▶ _GIVEN PROBLEM_: Write every line of the material out exactly as shown.

Stored data
►

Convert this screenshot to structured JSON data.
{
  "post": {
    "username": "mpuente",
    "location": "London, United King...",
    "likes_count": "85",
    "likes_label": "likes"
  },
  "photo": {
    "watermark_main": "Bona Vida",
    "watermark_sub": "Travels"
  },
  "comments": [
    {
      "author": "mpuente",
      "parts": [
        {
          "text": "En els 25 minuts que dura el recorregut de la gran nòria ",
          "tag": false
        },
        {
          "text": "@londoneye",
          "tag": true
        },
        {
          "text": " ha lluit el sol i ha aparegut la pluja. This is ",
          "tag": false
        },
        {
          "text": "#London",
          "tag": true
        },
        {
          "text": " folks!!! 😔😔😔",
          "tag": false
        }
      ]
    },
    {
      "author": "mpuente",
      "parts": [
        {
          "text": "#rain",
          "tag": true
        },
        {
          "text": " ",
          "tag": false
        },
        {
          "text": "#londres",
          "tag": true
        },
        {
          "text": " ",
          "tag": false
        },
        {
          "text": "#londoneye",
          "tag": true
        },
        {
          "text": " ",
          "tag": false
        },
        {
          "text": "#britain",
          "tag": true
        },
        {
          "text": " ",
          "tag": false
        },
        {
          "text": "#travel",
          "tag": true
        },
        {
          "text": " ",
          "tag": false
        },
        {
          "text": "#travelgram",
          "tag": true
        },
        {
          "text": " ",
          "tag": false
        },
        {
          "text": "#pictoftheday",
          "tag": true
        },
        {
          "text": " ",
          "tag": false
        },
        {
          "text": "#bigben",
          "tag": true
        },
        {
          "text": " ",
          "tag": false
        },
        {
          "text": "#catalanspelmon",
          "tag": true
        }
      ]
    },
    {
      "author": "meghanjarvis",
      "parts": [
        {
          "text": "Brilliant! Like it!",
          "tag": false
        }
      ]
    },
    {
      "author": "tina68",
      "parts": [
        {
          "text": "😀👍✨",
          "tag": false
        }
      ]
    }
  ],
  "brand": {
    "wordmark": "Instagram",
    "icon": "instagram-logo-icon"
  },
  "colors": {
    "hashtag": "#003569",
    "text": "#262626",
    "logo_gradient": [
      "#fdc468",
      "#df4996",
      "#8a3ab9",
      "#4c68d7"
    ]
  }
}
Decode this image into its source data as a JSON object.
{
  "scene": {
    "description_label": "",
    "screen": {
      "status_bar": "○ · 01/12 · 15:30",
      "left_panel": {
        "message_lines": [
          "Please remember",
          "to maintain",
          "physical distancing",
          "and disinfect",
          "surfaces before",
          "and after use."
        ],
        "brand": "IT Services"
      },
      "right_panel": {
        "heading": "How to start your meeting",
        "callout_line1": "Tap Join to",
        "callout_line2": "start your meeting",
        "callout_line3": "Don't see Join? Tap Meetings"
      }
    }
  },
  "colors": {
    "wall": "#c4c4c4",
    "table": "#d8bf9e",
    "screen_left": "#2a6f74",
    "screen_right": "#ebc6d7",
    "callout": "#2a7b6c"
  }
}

◄

▶ _RESULT BELOW_:
Convert this screenshot to structured JSON data.
{
  "post": {
    "username": "mpuente",
    "location": "London, United King...",
    "likes_count": "85",
    "likes_label": "likes"
  },
  "photo": {
    "watermark_main": "Bona Vida",
    "watermark_sub": "Travels"
  },
  "comments": [
    {
      "author": "mpuente",
      "parts": [
        {
          "text": "En els 25 minuts que dura el recorregut de la gran nòria ",
          "tag": false
        },
        {
          "text": "@londoneye",
          "tag": true
        },
        {
          "text": " ha lluit el sol i ha aparegut la pluja. This is ",
          "tag": false
        },
        {
          "text": "#London",
          "tag": true
        },
        {
          "text": " folks!!! 😔😔😔",
          "tag": false
        }
      ]
    },
    {
      "author": "mpuente",
      "parts": [
        {
          "text": "#rain",
          "tag": true
        },
        {
          "text": " ",
          "tag": false
        },
        {
          "text": "#londres",
          "tag": true
        },
        {
          "text": " ",
          "tag": false
        },
        {
          "text": "#londoneye",
          "tag": true
        },
        {
          "text": " ",
          "tag": false
        },
        {
          "text": "#britain",
          "tag": true
        },
        {
          "text": " ",
          "tag": false
        },
        {
          "text": "#travel",
          "tag": true
        },
        {
          "text": " ",
          "tag": false
        },
        {
          "text": "#travelgram",
          "tag": true
        },
        {
          "text": " ",
          "tag": false
        },
        {
          "text": "#pictoftheday",
          "tag": true
        },
        {
          "text": " ",
          "tag": false
        },
        {
          "text": "#bigben",
          "tag": true
        },
        {
          "text": " ",
          "tag": false
        },
        {
          "text": "#catalanspelmon",
          "tag": true
        }
      ]
    },
    {
      "author": "meghanjarvis",
      "parts": [
        {
          "text": "Brilliant! Like it!",
          "tag": false
        }
      ]
    },
    {
      "author": "tina68",
      "parts": [
        {
          "text": "😀👍✨",
          "tag": false
        }
      ]
    }
  ],
  "brand": {
    "wordmark": "Instagram",
    "icon": "instagram-logo-icon"
  },
  "colors": {
    "hashtag": "#003569",
    "text": "#262626",
    "logo_gradient": [
      "#fdc468",
      "#df4996",
      "#8a3ab9",
      "#4c68d7"
    ]
  }
}
Decode this image into its source data as a JSON object.
{
  "scene": {
    "description_label": "",
    "screen": {
      "status_bar": "○ · 01/12 · 15:30",
      "left_panel": {
        "message_lines": [
          "Please remember",
          "to maintain",
          "physical distancing",
          "and disinfect",
          "surfaces before",
          "and after use."
        ],
        "brand": "IT Services"
      },
      "right_panel": {
        "heading": "How to start your meeting",
        "callout_line1": "Tap Join to",
        "callout_line2": "start your meeting",
        "callout_line3": "Don't see Join? Tap Meetings"
      }
    }
  },
  "colors": {
    "wall": "#c4c4c4",
    "table": "#d8bf9e",
    "screen_left": "#2a6f74",
    "screen_right": "#ebc6d7",
    "callout": "#2a7b6c"
  }
}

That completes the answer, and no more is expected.